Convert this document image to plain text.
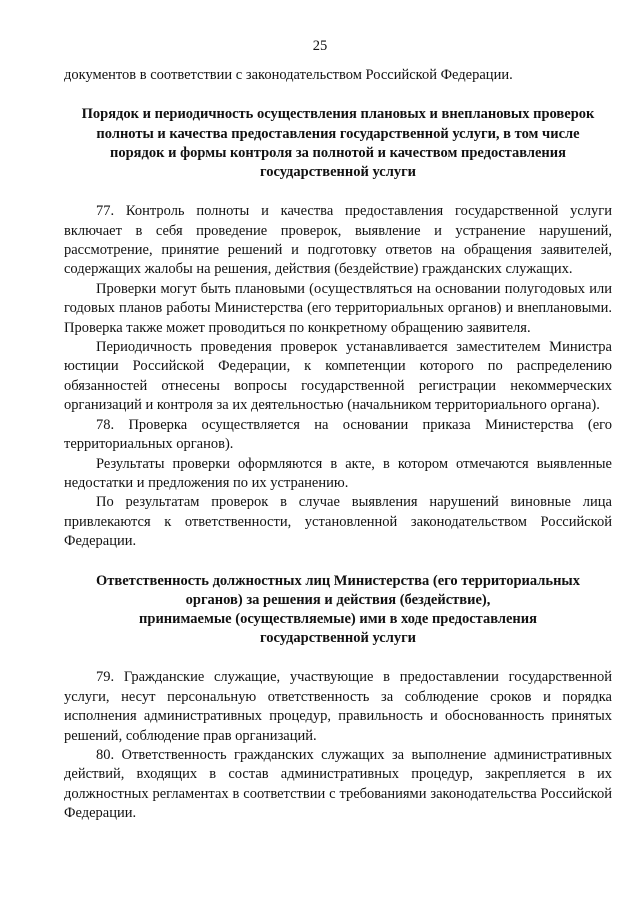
25

документов в соответствии с законодательством Российской Федерации.

Порядок и периодичность осуществления плановых и внеплановых проверок
полноты и качества предоставления государственной услуги, в том числе
порядок и формы контроля за полнотой и качеством предоставления
государственной услуги

77. Контроль полноты и качества предоставления государственной услуги включает в себя проведение проверок, выявление и устранение нарушений, рассмотрение, принятие решений и подготовку ответов на обращения заявителей, содержащих жалобы на решения, действия (бездействие) гражданских служащих.

Проверки могут быть плановыми (осуществляться на основании полугодовых или годовых планов работы Министерства (его территориальных органов) и внеплановыми. Проверка также может проводиться по конкретному обращению заявителя.

Периодичность проведения проверок устанавливается заместителем Министра юстиции Российской Федерации, к компетенции которого по распределению обязанностей отнесены вопросы государственной регистрации некоммерческих организаций и контроля за их деятельностью (начальником территориального органа).

78. Проверка осуществляется на основании приказа Министерства (его территориальных органов).

Результаты проверки оформляются в акте, в котором отмечаются выявленные недостатки и предложения по их устранению.

По результатам проверок в случае выявления нарушений виновные лица привлекаются к ответственности, установленной законодательством Российской Федерации.

Ответственность должностных лиц Министерства (его территориальных
органов) за решения и действия (бездействие),
принимаемые (осуществляемые) ими в ходе предоставления
государственной услуги

79. Гражданские служащие, участвующие в предоставлении государственной услуги, несут персональную ответственность за соблюдение сроков и порядка исполнения административных процедур, правильность и обоснованность принятых решений, соблюдение прав организаций.

80. Ответственность гражданских служащих за выполнение административных действий, входящих в состав административных процедур, закрепляется в их должностных регламентах в соответствии с требованиями законодательства Российской Федерации.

### [WHAT YOU NEED TO DO]
Return the whole listing, word for word, and leave out every picture.

### [EXPECTED OUTPUT]
Convert this document image to plain text.
25

документов в соответствии с законодательством Российской Федерации.

Порядок и периодичность осуществления плановых и внеплановых проверок
полноты и качества предоставления государственной услуги, в том числе
порядок и формы контроля за полнотой и качеством предоставления
государственной услуги

77. Контроль полноты и качества предоставления государственной услуги включает в себя проведение проверок, выявление и устранение нарушений, рассмотрение, принятие решений и подготовку ответов на обращения заявителей, содержащих жалобы на решения, действия (бездействие) гражданских служащих.

Проверки могут быть плановыми (осуществляться на основании полугодовых или годовых планов работы Министерства (его территориальных органов) и внеплановыми. Проверка также может проводиться по конкретному обращению заявителя.

Периодичность проведения проверок устанавливается заместителем Министра юстиции Российской Федерации, к компетенции которого по распределению обязанностей отнесены вопросы государственной регистрации некоммерческих организаций и контроля за их деятельностью (начальником территориального органа).

78. Проверка осуществляется на основании приказа Министерства (его территориальных органов).

Результаты проверки оформляются в акте, в котором отмечаются выявленные недостатки и предложения по их устранению.

По результатам проверок в случае выявления нарушений виновные лица привлекаются к ответственности, установленной законодательством Российской Федерации.

Ответственность должностных лиц Министерства (его территориальных
органов) за решения и действия (бездействие),
принимаемые (осуществляемые) ими в ходе предоставления
государственной услуги

79. Гражданские служащие, участвующие в предоставлении государственной услуги, несут персональную ответственность за соблюдение сроков и порядка исполнения административных процедур, правильность и обоснованность принятых решений, соблюдение прав организаций.

80. Ответственность гражданских служащих за выполнение административных действий, входящих в состав административных процедур, закрепляется в их должностных регламентах в соответствии с требованиями законодательства Российской Федерации.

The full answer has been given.